▸ SUPPLIED MATERIAL:
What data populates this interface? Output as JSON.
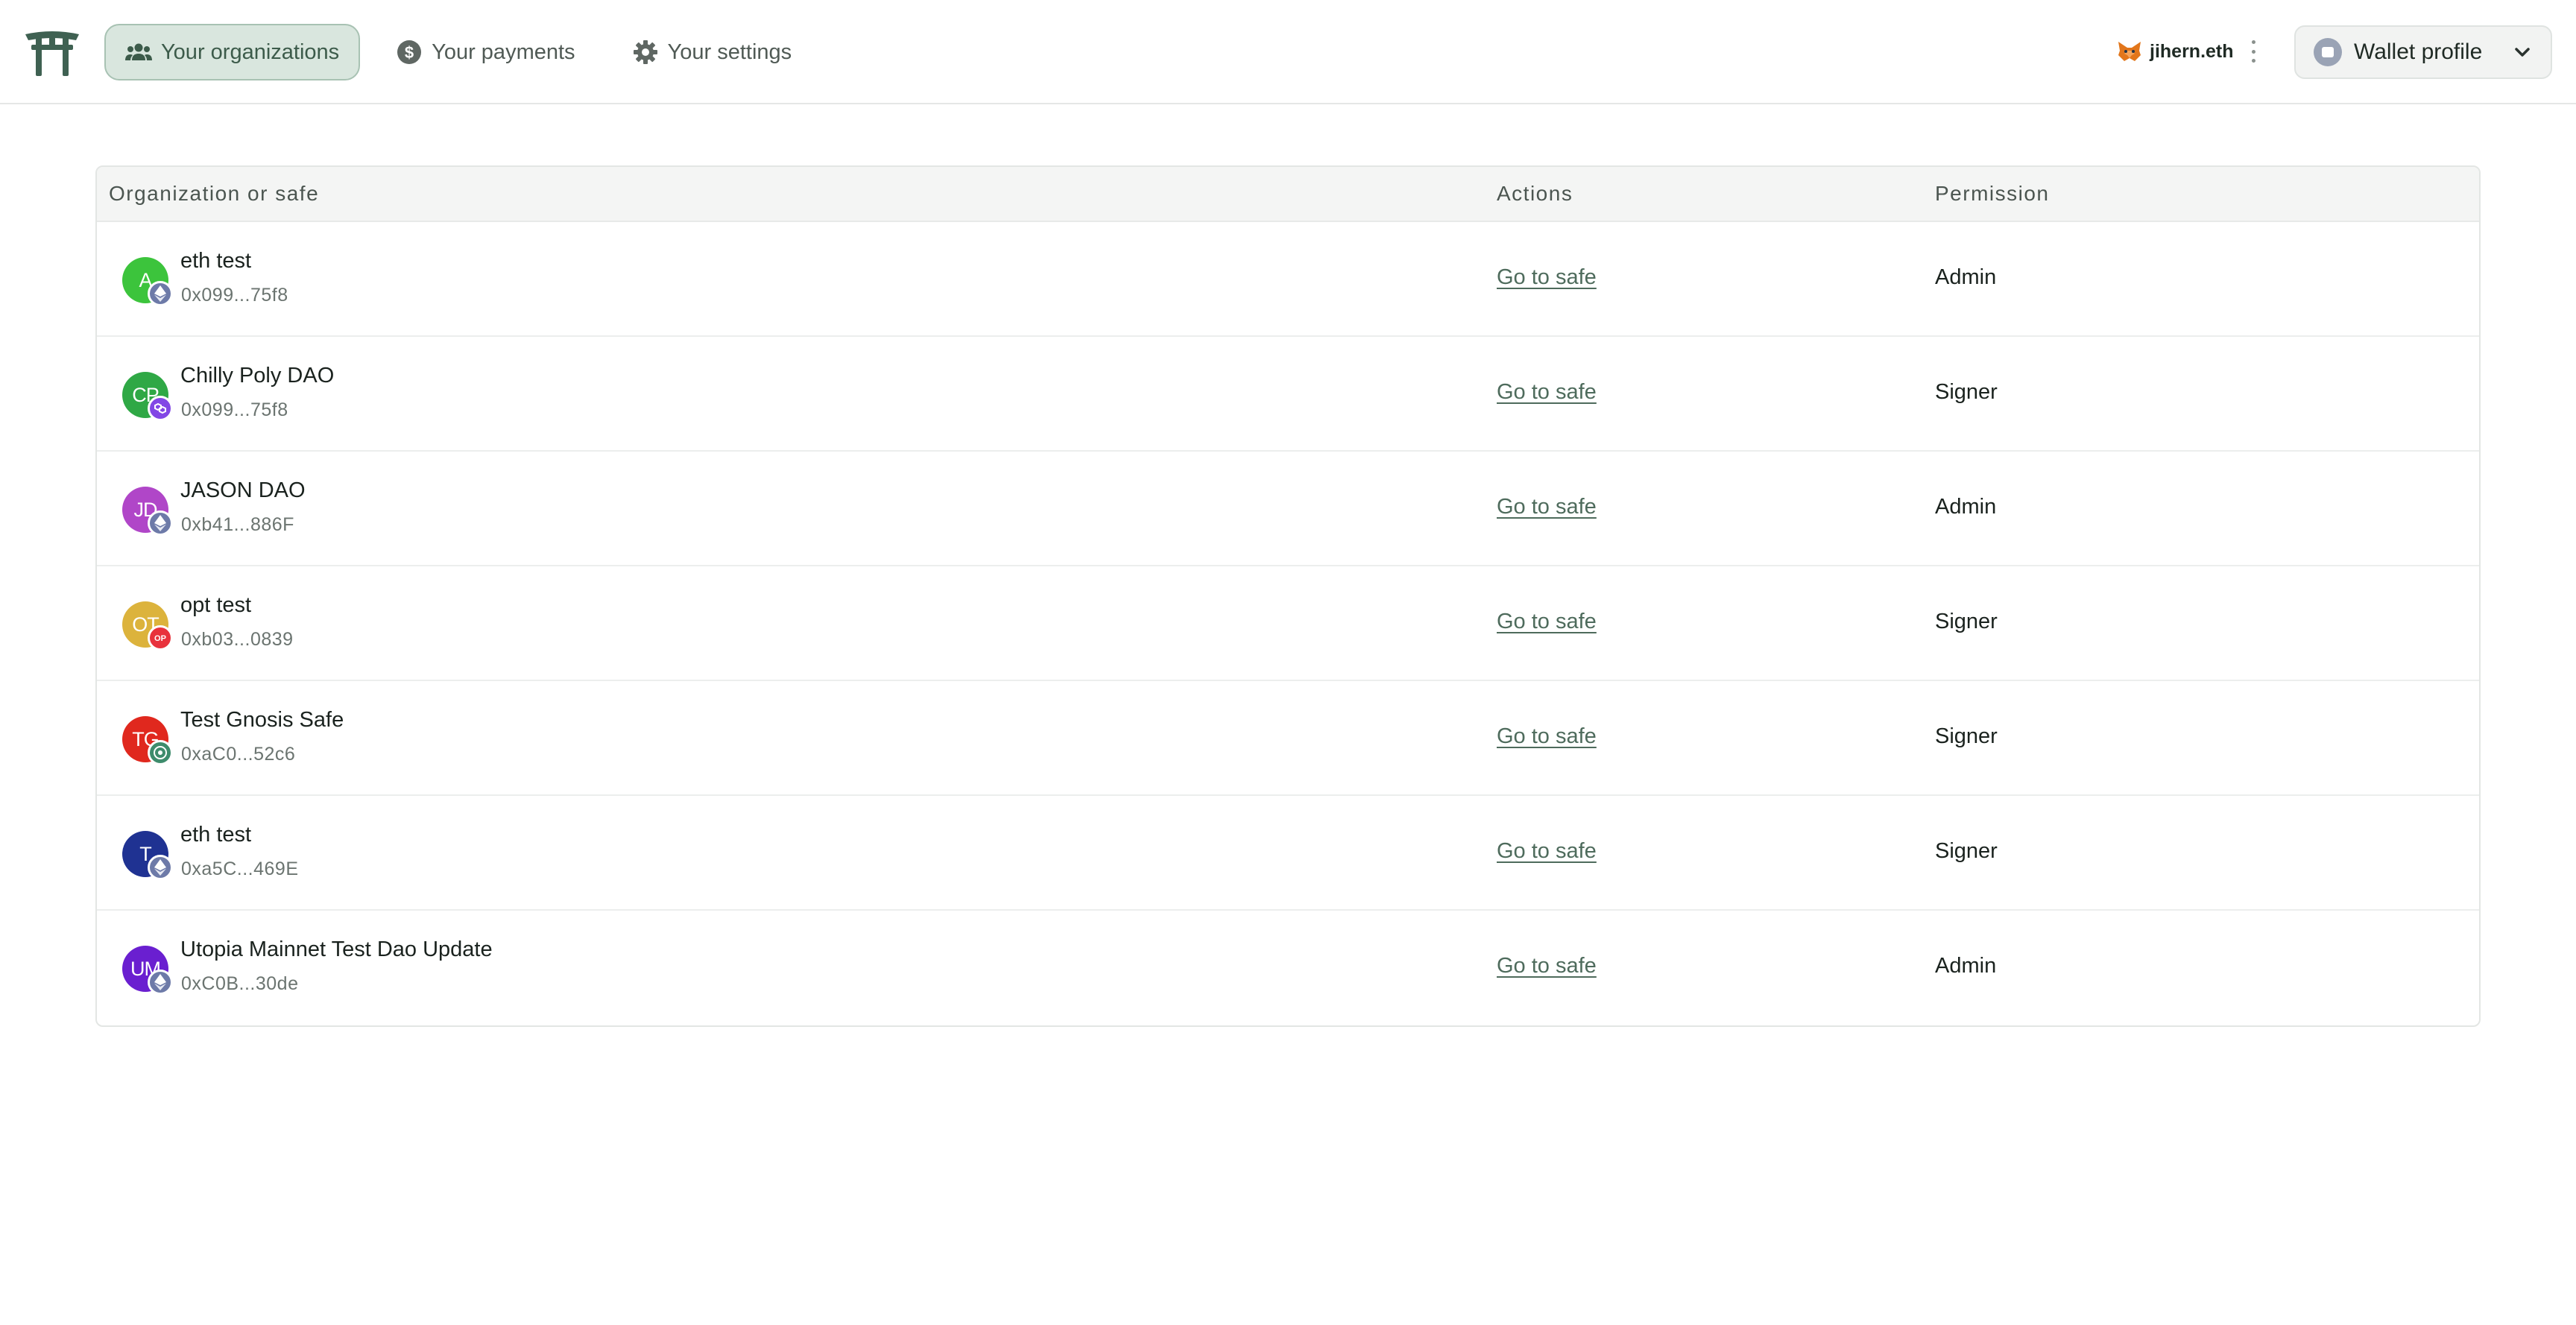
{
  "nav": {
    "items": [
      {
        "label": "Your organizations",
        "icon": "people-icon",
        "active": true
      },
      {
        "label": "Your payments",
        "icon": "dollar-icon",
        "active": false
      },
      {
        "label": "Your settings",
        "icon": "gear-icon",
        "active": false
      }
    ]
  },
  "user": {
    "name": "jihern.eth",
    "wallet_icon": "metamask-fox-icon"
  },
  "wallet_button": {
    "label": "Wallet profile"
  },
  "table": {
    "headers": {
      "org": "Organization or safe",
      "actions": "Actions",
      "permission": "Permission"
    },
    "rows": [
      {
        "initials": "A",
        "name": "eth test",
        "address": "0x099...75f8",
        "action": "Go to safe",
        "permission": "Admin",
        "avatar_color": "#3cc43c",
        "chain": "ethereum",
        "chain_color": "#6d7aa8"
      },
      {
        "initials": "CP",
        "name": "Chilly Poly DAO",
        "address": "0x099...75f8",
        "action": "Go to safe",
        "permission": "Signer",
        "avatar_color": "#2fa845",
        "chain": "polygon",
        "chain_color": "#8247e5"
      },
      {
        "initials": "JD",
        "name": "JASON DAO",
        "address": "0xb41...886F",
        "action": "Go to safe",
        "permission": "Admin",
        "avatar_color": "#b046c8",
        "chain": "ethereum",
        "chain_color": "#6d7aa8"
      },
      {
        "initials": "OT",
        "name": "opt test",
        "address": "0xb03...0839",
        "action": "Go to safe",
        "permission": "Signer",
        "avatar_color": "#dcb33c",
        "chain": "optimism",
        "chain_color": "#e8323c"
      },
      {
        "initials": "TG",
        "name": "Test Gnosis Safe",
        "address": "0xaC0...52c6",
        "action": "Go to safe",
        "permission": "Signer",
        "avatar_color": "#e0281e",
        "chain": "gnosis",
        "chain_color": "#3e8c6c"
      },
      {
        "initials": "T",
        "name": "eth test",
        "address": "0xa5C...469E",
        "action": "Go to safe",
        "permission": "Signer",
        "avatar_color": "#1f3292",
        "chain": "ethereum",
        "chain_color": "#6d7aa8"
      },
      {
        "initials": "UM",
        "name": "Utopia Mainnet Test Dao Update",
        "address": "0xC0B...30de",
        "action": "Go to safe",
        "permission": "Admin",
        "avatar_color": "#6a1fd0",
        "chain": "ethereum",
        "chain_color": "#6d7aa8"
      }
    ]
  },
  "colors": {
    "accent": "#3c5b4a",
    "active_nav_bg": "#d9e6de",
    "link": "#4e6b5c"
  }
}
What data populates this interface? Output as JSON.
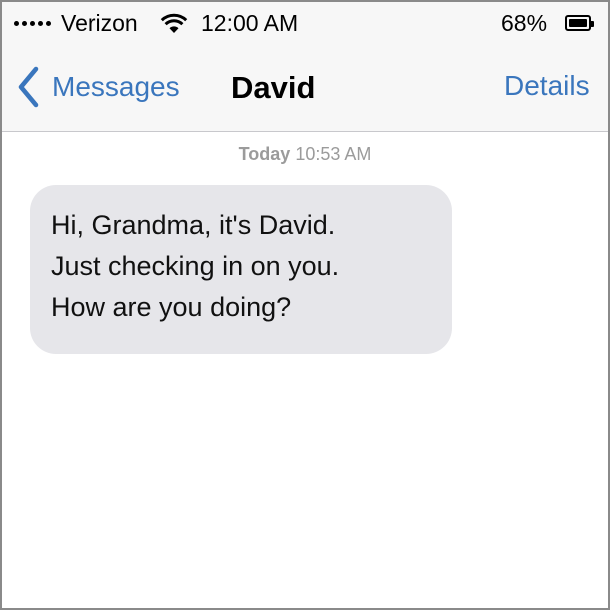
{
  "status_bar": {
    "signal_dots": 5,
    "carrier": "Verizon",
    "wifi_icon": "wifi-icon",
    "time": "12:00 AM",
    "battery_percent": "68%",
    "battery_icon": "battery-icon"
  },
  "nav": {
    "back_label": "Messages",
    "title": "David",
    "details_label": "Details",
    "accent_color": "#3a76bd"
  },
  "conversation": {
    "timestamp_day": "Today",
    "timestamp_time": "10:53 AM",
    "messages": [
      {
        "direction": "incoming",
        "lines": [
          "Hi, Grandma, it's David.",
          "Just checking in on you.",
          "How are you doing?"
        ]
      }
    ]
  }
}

▸ EXERCISE DIRECTIONS:
Quote all of the entries word for word, omitting any pictures.

▸ WRITTEN ANSWER:
What data populates this interface? Output as JSON.
{
  "nav": {
    "items": [
      {
        "label": "Your organizations",
        "icon": "people-icon",
        "active": true
      },
      {
        "label": "Your payments",
        "icon": "dollar-icon",
        "active": false
      },
      {
        "label": "Your settings",
        "icon": "gear-icon",
        "active": false
      }
    ]
  },
  "user": {
    "name": "jihern.eth",
    "wallet_icon": "metamask-fox-icon"
  },
  "wallet_button": {
    "label": "Wallet profile"
  },
  "table": {
    "headers": {
      "org": "Organization or safe",
      "actions": "Actions",
      "permission": "Permission"
    },
    "rows": [
      {
        "initials": "A",
        "name": "eth test",
        "address": "0x099...75f8",
        "action": "Go to safe",
        "permission": "Admin",
        "avatar_color": "#3cc43c",
        "chain": "ethereum",
        "chain_color": "#6d7aa8"
      },
      {
        "initials": "CP",
        "name": "Chilly Poly DAO",
        "address": "0x099...75f8",
        "action": "Go to safe",
        "permission": "Signer",
        "avatar_color": "#2fa845",
        "chain": "polygon",
        "chain_color": "#8247e5"
      },
      {
        "initials": "JD",
        "name": "JASON DAO",
        "address": "0xb41...886F",
        "action": "Go to safe",
        "permission": "Admin",
        "avatar_color": "#b046c8",
        "chain": "ethereum",
        "chain_color": "#6d7aa8"
      },
      {
        "initials": "OT",
        "name": "opt test",
        "address": "0xb03...0839",
        "action": "Go to safe",
        "permission": "Signer",
        "avatar_color": "#dcb33c",
        "chain": "optimism",
        "chain_color": "#e8323c"
      },
      {
        "initials": "TG",
        "name": "Test Gnosis Safe",
        "address": "0xaC0...52c6",
        "action": "Go to safe",
        "permission": "Signer",
        "avatar_color": "#e0281e",
        "chain": "gnosis",
        "chain_color": "#3e8c6c"
      },
      {
        "initials": "T",
        "name": "eth test",
        "address": "0xa5C...469E",
        "action": "Go to safe",
        "permission": "Signer",
        "avatar_color": "#1f3292",
        "chain": "ethereum",
        "chain_color": "#6d7aa8"
      },
      {
        "initials": "UM",
        "name": "Utopia Mainnet Test Dao Update",
        "address": "0xC0B...30de",
        "action": "Go to safe",
        "permission": "Admin",
        "avatar_color": "#6a1fd0",
        "chain": "ethereum",
        "chain_color": "#6d7aa8"
      }
    ]
  },
  "colors": {
    "accent": "#3c5b4a",
    "active_nav_bg": "#d9e6de",
    "link": "#4e6b5c"
  }
}
What data populates this interface? Output as JSON.
{
  "status_bar": {
    "signal_dots": 5,
    "carrier": "Verizon",
    "wifi_icon": "wifi-icon",
    "time": "12:00 AM",
    "battery_percent": "68%",
    "battery_icon": "battery-icon"
  },
  "nav": {
    "back_label": "Messages",
    "title": "David",
    "details_label": "Details",
    "accent_color": "#3a76bd"
  },
  "conversation": {
    "timestamp_day": "Today",
    "timestamp_time": "10:53 AM",
    "messages": [
      {
        "direction": "incoming",
        "lines": [
          "Hi, Grandma, it's David.",
          "Just checking in on you.",
          "How are you doing?"
        ]
      }
    ]
  }
}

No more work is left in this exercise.